**WHAT THE TASK ASKS**
Transcribe each line of the material as it is, and drop any picture.

**PROVIDED RECORDS**
^^^^
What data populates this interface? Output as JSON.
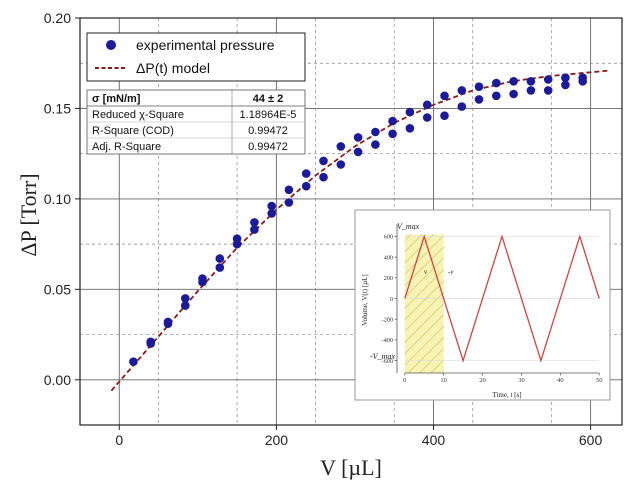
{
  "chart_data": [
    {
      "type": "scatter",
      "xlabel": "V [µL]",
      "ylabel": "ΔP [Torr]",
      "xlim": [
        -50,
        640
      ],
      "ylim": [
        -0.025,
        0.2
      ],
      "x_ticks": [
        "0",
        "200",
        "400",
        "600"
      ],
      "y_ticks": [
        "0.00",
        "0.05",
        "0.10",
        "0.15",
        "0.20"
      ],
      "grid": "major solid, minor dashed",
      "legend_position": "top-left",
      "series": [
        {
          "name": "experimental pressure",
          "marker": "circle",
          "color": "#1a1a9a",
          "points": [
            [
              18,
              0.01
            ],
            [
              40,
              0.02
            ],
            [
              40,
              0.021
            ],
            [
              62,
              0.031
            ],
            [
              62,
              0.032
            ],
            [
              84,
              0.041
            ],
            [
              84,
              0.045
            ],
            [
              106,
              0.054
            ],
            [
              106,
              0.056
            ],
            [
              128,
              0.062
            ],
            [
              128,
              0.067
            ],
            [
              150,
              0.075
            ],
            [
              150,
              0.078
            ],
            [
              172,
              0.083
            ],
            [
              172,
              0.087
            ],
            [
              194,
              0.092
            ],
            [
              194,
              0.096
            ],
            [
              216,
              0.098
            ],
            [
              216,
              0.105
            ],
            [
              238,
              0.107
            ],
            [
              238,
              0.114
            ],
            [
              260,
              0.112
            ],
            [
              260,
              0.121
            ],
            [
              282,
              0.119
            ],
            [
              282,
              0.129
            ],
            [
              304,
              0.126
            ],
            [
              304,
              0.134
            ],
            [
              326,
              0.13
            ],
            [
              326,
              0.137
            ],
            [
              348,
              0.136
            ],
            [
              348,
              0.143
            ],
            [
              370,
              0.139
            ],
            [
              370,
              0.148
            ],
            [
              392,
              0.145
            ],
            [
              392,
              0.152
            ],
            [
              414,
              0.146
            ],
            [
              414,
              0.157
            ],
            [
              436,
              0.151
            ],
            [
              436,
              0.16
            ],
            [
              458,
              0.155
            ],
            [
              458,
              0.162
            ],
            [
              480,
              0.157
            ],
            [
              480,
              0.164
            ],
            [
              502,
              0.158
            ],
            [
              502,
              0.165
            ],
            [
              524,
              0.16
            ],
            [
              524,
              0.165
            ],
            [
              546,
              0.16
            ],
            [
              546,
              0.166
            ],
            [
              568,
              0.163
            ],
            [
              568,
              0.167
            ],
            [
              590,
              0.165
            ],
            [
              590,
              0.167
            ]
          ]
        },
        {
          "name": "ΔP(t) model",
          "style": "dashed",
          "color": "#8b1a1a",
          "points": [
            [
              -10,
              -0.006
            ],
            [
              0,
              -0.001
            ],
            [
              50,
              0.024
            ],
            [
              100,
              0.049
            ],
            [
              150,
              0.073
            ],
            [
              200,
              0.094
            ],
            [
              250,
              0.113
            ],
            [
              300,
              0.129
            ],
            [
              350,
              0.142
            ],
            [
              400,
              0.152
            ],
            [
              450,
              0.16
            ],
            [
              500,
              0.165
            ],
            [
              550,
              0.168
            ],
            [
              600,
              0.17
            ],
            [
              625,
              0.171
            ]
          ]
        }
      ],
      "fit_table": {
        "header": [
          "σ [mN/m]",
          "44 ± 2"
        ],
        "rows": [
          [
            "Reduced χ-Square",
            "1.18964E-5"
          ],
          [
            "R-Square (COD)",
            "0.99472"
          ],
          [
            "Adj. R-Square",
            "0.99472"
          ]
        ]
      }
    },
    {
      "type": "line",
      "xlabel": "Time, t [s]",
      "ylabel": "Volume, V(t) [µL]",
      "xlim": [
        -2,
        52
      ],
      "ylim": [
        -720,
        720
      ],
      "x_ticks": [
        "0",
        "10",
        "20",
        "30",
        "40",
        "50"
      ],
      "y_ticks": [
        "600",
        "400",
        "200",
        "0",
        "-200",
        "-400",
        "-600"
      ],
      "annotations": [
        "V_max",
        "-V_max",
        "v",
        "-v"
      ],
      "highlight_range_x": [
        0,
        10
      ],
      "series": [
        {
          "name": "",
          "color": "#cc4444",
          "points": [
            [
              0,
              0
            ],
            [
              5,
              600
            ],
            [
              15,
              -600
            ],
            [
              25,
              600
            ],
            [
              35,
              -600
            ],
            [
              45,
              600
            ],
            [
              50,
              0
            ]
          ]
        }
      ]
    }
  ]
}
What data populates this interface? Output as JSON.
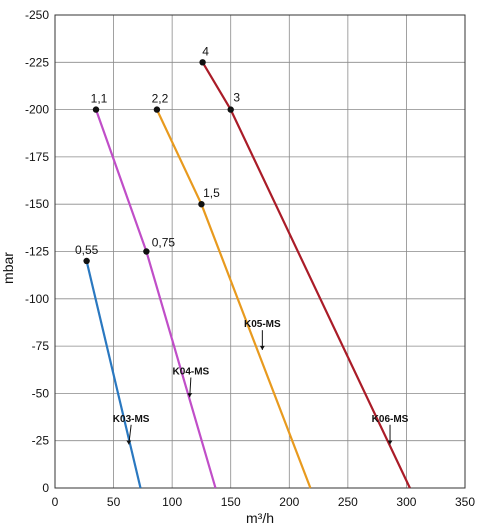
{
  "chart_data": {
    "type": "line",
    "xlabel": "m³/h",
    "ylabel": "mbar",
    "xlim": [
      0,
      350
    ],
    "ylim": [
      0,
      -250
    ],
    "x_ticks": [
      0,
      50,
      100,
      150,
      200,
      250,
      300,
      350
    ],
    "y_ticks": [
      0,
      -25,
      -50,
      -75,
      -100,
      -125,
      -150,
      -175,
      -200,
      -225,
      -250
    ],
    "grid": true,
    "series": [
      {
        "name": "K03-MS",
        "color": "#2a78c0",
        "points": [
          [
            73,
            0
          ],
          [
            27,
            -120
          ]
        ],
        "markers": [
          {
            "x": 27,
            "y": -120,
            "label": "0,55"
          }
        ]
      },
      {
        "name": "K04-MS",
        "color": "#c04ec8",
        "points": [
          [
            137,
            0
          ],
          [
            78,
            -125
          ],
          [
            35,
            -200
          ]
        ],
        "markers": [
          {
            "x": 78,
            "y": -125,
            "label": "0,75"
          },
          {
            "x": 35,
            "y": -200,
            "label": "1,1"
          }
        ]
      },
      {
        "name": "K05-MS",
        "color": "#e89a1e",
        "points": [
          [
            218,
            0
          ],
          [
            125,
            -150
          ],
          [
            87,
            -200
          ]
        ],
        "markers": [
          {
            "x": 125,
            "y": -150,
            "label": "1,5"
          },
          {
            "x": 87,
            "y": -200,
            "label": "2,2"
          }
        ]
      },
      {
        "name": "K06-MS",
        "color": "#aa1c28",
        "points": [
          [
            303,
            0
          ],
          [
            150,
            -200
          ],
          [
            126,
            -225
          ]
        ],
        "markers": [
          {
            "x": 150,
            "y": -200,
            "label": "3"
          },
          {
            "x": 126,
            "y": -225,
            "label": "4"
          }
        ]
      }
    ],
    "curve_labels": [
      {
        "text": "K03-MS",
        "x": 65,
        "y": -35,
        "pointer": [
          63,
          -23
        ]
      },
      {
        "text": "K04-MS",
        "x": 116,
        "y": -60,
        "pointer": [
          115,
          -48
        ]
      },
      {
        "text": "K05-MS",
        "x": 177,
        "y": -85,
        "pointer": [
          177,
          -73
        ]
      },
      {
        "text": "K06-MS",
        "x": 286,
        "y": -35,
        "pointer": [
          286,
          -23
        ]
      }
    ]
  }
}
^^^^
**EXERCISE SOLUTION**
What data populates this interface? Output as JSON.
{
  "chart_data": [
    {
      "type": "scatter",
      "xlabel": "V [µL]",
      "ylabel": "ΔP [Torr]",
      "xlim": [
        -50,
        640
      ],
      "ylim": [
        -0.025,
        0.2
      ],
      "x_ticks": [
        "0",
        "200",
        "400",
        "600"
      ],
      "y_ticks": [
        "0.00",
        "0.05",
        "0.10",
        "0.15",
        "0.20"
      ],
      "grid": "major solid, minor dashed",
      "legend_position": "top-left",
      "series": [
        {
          "name": "experimental pressure",
          "marker": "circle",
          "color": "#1a1a9a",
          "points": [
            [
              18,
              0.01
            ],
            [
              40,
              0.02
            ],
            [
              40,
              0.021
            ],
            [
              62,
              0.031
            ],
            [
              62,
              0.032
            ],
            [
              84,
              0.041
            ],
            [
              84,
              0.045
            ],
            [
              106,
              0.054
            ],
            [
              106,
              0.056
            ],
            [
              128,
              0.062
            ],
            [
              128,
              0.067
            ],
            [
              150,
              0.075
            ],
            [
              150,
              0.078
            ],
            [
              172,
              0.083
            ],
            [
              172,
              0.087
            ],
            [
              194,
              0.092
            ],
            [
              194,
              0.096
            ],
            [
              216,
              0.098
            ],
            [
              216,
              0.105
            ],
            [
              238,
              0.107
            ],
            [
              238,
              0.114
            ],
            [
              260,
              0.112
            ],
            [
              260,
              0.121
            ],
            [
              282,
              0.119
            ],
            [
              282,
              0.129
            ],
            [
              304,
              0.126
            ],
            [
              304,
              0.134
            ],
            [
              326,
              0.13
            ],
            [
              326,
              0.137
            ],
            [
              348,
              0.136
            ],
            [
              348,
              0.143
            ],
            [
              370,
              0.139
            ],
            [
              370,
              0.148
            ],
            [
              392,
              0.145
            ],
            [
              392,
              0.152
            ],
            [
              414,
              0.146
            ],
            [
              414,
              0.157
            ],
            [
              436,
              0.151
            ],
            [
              436,
              0.16
            ],
            [
              458,
              0.155
            ],
            [
              458,
              0.162
            ],
            [
              480,
              0.157
            ],
            [
              480,
              0.164
            ],
            [
              502,
              0.158
            ],
            [
              502,
              0.165
            ],
            [
              524,
              0.16
            ],
            [
              524,
              0.165
            ],
            [
              546,
              0.16
            ],
            [
              546,
              0.166
            ],
            [
              568,
              0.163
            ],
            [
              568,
              0.167
            ],
            [
              590,
              0.165
            ],
            [
              590,
              0.167
            ]
          ]
        },
        {
          "name": "ΔP(t) model",
          "style": "dashed",
          "color": "#8b1a1a",
          "points": [
            [
              -10,
              -0.006
            ],
            [
              0,
              -0.001
            ],
            [
              50,
              0.024
            ],
            [
              100,
              0.049
            ],
            [
              150,
              0.073
            ],
            [
              200,
              0.094
            ],
            [
              250,
              0.113
            ],
            [
              300,
              0.129
            ],
            [
              350,
              0.142
            ],
            [
              400,
              0.152
            ],
            [
              450,
              0.16
            ],
            [
              500,
              0.165
            ],
            [
              550,
              0.168
            ],
            [
              600,
              0.17
            ],
            [
              625,
              0.171
            ]
          ]
        }
      ],
      "fit_table": {
        "header": [
          "σ [mN/m]",
          "44 ± 2"
        ],
        "rows": [
          [
            "Reduced χ-Square",
            "1.18964E-5"
          ],
          [
            "R-Square (COD)",
            "0.99472"
          ],
          [
            "Adj. R-Square",
            "0.99472"
          ]
        ]
      }
    },
    {
      "type": "line",
      "xlabel": "Time, t [s]",
      "ylabel": "Volume, V(t) [µL]",
      "xlim": [
        -2,
        52
      ],
      "ylim": [
        -720,
        720
      ],
      "x_ticks": [
        "0",
        "10",
        "20",
        "30",
        "40",
        "50"
      ],
      "y_ticks": [
        "600",
        "400",
        "200",
        "0",
        "-200",
        "-400",
        "-600"
      ],
      "annotations": [
        "V_max",
        "-V_max",
        "v",
        "-v"
      ],
      "highlight_range_x": [
        0,
        10
      ],
      "series": [
        {
          "name": "",
          "color": "#cc4444",
          "points": [
            [
              0,
              0
            ],
            [
              5,
              600
            ],
            [
              15,
              -600
            ],
            [
              25,
              600
            ],
            [
              35,
              -600
            ],
            [
              45,
              600
            ],
            [
              50,
              0
            ]
          ]
        }
      ]
    }
  ]
}
What data populates this interface? Output as JSON.
{
  "chart_data": {
    "type": "line",
    "xlabel": "m³/h",
    "ylabel": "mbar",
    "xlim": [
      0,
      350
    ],
    "ylim": [
      0,
      -250
    ],
    "x_ticks": [
      0,
      50,
      100,
      150,
      200,
      250,
      300,
      350
    ],
    "y_ticks": [
      0,
      -25,
      -50,
      -75,
      -100,
      -125,
      -150,
      -175,
      -200,
      -225,
      -250
    ],
    "grid": true,
    "series": [
      {
        "name": "K03-MS",
        "color": "#2a78c0",
        "points": [
          [
            73,
            0
          ],
          [
            27,
            -120
          ]
        ],
        "markers": [
          {
            "x": 27,
            "y": -120,
            "label": "0,55"
          }
        ]
      },
      {
        "name": "K04-MS",
        "color": "#c04ec8",
        "points": [
          [
            137,
            0
          ],
          [
            78,
            -125
          ],
          [
            35,
            -200
          ]
        ],
        "markers": [
          {
            "x": 78,
            "y": -125,
            "label": "0,75"
          },
          {
            "x": 35,
            "y": -200,
            "label": "1,1"
          }
        ]
      },
      {
        "name": "K05-MS",
        "color": "#e89a1e",
        "points": [
          [
            218,
            0
          ],
          [
            125,
            -150
          ],
          [
            87,
            -200
          ]
        ],
        "markers": [
          {
            "x": 125,
            "y": -150,
            "label": "1,5"
          },
          {
            "x": 87,
            "y": -200,
            "label": "2,2"
          }
        ]
      },
      {
        "name": "K06-MS",
        "color": "#aa1c28",
        "points": [
          [
            303,
            0
          ],
          [
            150,
            -200
          ],
          [
            126,
            -225
          ]
        ],
        "markers": [
          {
            "x": 150,
            "y": -200,
            "label": "3"
          },
          {
            "x": 126,
            "y": -225,
            "label": "4"
          }
        ]
      }
    ],
    "curve_labels": [
      {
        "text": "K03-MS",
        "x": 65,
        "y": -35,
        "pointer": [
          63,
          -23
        ]
      },
      {
        "text": "K04-MS",
        "x": 116,
        "y": -60,
        "pointer": [
          115,
          -48
        ]
      },
      {
        "text": "K05-MS",
        "x": 177,
        "y": -85,
        "pointer": [
          177,
          -73
        ]
      },
      {
        "text": "K06-MS",
        "x": 286,
        "y": -35,
        "pointer": [
          286,
          -23
        ]
      }
    ]
  }
}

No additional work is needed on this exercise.